Guide

Website Heatmaps: What They Show and How to Use Them

A website heatmap is a visual overlay that shows where visitors click, move their mouse, or scroll on a page. Hot spots — usually shown in red and orange — indicate areas of high activity. Cold spots — blues and greens — show areas that are ignored or not reached. The result is an immediate, visual way to understand whether your pages are working as intended.

Heatmaps are one of the most accessible and impactful tools in conversion rate optimisation. Unlike analytics data, which tells you what happened in aggregate numbers, heatmaps show you where and why — giving you a starting point for specific improvements.

Types of heatmap and what each shows

Click maps show where users click — including clicks on elements that are not links, which reveals where people expect to be able to interact. Scroll maps show how far down a page visitors scroll, typically showing that far fewer people reach the bottom than the top. Move maps show where users hover their mouse — on desktop, this correlates reasonably well with where they are reading.

Session recordings, often bundled with heatmap tools, show individual user journeys — you can watch recordings of real visits to your site, seeing exactly what each user clicked, scrolled and read. A morning watching ten session recordings on a low-converting page will reveal problems that weeks of analytics data would not.

The main heatmap tools

Hotjar is the most widely used heatmap and session recording tool for small and medium businesses, with a free plan covering up to 35 daily sessions and three heatmaps. Microsoft Clarity is completely free with no session or heatmap limits, and it includes session recordings, smart events and a dashboard that shows rage clicks (frustrated clicking) and dead clicks (clicking non-interactive elements).

Paid alternatives include Lucky Orange (from around $18 per month) and FullStory (enterprise pricing). For most small business websites, starting with Microsoft Clarity gives you immediate access to heatmap and recording data at no cost. If you need more advanced segmentation or funnel analysis, upgrading to a paid tool is straightforward.

What to look for and what to do about it

Common findings from heatmap analysis include: visitors not scrolling far enough to see your main call to action (move the CTA higher); clicks on elements that are not links — images, headings, decorative icons — indicating the visitor expected them to be interactive; low engagement on sections you expected to be important, suggesting the content is not resonating; and high engagement on a specific sentence or fact that you can emphasise further.

Do not redesign your entire page based on one week of heatmap data. Form a specific hypothesis — "I think the CTA is being missed because it is below the fold" — then make the change and measure whether conversion improves. Heatmaps are diagnostic tools, not decision-making oracles. The insight they provide should feed into a cycle of hypothesis, change and measurement.

FAQs

Common questions.

Do heatmaps affect website performance?
Well-implemented heatmap tools load their scripts asynchronously and have minimal impact on page load times. Microsoft Clarity in particular is engineered to be lightweight. If you are concerned about performance impact, check your Core Web Vitals scores before and after adding the script.
Are heatmaps GDPR compliant?
They can be, with proper implementation. Most heatmap tools automatically mask input fields (preventing capture of passwords, card numbers or personal data entered by users) and provide options for data residency and anonymisation. You should mention heatmap data collection in your privacy policy and consider whether your current cookie consent setup covers behavioural tracking.
How much traffic do I need before heatmaps are useful?
You need enough sessions on the specific page to see statistically meaningful patterns — roughly 100-200 sessions per heatmap for basic insights. For low-traffic pages, it may take several weeks to accumulate enough data. Start with your highest-traffic pages — usually the homepage, key service pages and any page with a form.

= = =

### WORK INSTRUCTIONS
[A] Retype the passage of the heatmap guide between "Are heatmaps GDPR" and "heatmaps are useful?", inclusive.
[B] Name every heatmap or session recording tool that the heatmap guide mentions by name.
The entries that follow are separate material and have no connection to the heatmap guide.

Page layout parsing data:
= = =

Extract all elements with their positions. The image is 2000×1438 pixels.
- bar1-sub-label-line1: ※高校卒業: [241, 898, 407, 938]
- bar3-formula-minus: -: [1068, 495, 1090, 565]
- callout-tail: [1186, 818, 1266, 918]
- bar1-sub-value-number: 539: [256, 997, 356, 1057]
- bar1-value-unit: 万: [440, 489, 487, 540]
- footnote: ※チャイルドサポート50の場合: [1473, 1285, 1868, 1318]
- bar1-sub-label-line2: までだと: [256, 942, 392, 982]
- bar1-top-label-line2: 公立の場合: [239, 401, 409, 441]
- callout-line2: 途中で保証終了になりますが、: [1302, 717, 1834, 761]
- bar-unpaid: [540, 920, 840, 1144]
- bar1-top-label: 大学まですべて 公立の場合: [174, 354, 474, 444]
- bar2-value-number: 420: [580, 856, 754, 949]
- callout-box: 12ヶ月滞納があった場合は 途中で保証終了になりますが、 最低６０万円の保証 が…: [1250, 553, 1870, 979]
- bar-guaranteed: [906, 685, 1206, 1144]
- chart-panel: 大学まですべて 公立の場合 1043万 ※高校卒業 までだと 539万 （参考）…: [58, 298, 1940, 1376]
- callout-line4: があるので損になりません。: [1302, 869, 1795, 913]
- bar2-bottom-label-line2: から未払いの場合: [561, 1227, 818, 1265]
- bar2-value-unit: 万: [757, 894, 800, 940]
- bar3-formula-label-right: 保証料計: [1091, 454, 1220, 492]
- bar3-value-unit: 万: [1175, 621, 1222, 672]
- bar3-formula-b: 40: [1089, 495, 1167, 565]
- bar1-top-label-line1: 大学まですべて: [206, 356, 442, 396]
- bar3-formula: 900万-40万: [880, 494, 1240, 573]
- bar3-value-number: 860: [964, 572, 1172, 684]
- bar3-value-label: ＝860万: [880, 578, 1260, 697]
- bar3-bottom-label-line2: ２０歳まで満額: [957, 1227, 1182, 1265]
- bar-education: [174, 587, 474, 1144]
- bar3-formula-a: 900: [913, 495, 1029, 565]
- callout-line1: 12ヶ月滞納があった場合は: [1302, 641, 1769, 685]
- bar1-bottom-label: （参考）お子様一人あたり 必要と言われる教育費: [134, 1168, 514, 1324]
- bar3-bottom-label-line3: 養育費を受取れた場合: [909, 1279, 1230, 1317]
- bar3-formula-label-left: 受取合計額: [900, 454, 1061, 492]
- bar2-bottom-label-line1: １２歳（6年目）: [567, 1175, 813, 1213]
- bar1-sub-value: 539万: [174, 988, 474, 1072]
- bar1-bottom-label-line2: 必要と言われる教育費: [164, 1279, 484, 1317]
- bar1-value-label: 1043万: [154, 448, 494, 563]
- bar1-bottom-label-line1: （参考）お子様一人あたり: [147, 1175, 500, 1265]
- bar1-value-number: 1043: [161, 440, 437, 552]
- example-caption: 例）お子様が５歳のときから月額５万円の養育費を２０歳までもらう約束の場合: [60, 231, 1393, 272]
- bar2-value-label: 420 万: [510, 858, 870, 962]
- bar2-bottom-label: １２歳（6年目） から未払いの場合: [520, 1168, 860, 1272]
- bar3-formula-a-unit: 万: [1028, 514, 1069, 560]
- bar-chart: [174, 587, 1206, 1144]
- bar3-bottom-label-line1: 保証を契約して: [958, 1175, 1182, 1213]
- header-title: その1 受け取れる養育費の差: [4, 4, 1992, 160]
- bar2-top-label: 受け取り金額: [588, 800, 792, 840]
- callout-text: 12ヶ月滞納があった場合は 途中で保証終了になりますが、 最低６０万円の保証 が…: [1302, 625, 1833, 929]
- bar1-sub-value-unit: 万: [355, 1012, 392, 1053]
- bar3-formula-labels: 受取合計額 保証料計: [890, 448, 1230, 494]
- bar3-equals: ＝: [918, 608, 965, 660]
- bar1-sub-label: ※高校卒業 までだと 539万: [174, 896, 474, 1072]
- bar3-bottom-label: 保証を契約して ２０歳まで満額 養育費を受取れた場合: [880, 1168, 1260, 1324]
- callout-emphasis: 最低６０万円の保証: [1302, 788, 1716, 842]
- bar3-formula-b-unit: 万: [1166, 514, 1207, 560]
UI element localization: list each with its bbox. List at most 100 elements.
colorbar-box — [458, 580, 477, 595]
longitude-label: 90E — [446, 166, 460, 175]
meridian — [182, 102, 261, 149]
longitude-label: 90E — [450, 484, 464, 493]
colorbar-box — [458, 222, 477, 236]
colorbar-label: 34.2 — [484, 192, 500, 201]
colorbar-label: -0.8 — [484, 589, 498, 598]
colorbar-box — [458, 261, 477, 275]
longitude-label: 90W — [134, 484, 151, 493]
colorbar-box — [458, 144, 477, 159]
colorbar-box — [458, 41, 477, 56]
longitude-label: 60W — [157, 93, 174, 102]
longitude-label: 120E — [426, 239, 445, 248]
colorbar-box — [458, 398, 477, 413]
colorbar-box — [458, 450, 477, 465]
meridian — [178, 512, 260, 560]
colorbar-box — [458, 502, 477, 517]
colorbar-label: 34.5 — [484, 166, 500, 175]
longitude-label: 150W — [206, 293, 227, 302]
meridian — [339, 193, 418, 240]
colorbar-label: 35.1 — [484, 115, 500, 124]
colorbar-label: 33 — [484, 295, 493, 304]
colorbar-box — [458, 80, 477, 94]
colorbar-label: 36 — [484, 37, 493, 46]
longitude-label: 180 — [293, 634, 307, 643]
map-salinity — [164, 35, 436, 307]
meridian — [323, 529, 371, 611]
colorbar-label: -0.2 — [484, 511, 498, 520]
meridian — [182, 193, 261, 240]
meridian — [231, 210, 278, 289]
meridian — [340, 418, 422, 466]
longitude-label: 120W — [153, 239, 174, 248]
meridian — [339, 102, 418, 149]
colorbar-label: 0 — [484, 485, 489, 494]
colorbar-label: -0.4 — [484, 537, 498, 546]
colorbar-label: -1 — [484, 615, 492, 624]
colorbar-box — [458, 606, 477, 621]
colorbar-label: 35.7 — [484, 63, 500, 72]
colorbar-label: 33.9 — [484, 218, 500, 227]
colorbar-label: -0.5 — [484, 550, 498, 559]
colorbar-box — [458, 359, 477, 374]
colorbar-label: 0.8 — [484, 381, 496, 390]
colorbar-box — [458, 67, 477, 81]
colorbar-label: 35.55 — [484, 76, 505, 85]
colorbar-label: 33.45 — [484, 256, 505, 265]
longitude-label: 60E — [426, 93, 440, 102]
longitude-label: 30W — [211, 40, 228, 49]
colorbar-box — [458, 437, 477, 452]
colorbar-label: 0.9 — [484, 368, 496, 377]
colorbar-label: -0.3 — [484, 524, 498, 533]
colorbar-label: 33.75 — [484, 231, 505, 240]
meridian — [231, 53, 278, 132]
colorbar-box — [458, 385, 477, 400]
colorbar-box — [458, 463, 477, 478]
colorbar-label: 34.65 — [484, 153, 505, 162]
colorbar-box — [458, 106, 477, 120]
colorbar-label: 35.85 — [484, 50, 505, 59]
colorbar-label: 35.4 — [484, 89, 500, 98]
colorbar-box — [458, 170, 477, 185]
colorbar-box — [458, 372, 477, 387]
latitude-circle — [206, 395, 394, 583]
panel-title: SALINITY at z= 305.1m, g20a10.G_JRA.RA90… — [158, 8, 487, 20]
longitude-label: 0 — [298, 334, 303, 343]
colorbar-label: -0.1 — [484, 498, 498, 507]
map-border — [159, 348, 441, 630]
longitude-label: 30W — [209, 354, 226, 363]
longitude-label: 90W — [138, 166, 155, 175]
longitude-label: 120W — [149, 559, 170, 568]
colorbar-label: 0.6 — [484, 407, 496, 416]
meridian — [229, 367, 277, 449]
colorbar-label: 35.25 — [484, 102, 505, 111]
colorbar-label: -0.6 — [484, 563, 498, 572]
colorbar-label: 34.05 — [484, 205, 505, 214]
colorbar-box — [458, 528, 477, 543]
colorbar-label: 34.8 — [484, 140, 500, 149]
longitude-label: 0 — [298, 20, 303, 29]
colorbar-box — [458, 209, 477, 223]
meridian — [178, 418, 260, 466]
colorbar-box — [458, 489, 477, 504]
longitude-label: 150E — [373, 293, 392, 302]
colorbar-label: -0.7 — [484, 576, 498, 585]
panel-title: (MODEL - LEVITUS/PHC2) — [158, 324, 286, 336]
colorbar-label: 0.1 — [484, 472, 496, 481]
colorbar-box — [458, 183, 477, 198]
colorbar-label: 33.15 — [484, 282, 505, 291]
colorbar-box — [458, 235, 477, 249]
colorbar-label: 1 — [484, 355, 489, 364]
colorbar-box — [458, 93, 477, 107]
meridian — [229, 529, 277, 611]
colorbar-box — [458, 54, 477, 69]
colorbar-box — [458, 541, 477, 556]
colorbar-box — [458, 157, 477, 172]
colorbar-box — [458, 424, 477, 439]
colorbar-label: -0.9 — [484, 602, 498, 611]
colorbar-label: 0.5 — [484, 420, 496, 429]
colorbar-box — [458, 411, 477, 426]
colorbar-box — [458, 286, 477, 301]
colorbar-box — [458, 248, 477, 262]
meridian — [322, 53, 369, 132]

= = =

### ANSWERS FOR THIS EXERCISE
[A]
Are heatmaps GDPR compliant?
They can be, with proper implementation. Most heatmap tools automatically mask input fields (preventing capture of passwords, card numbers or personal data entered by users) and provide options for data residency and anonymisation. You should mention heatmap data collection in your privacy policy and consider whether your current cookie consent setup covers behavioural tracking.
How much traffic do I need before heatmaps are useful?

[B] Hotjar, Microsoft Clarity, Lucky Orange, FullStory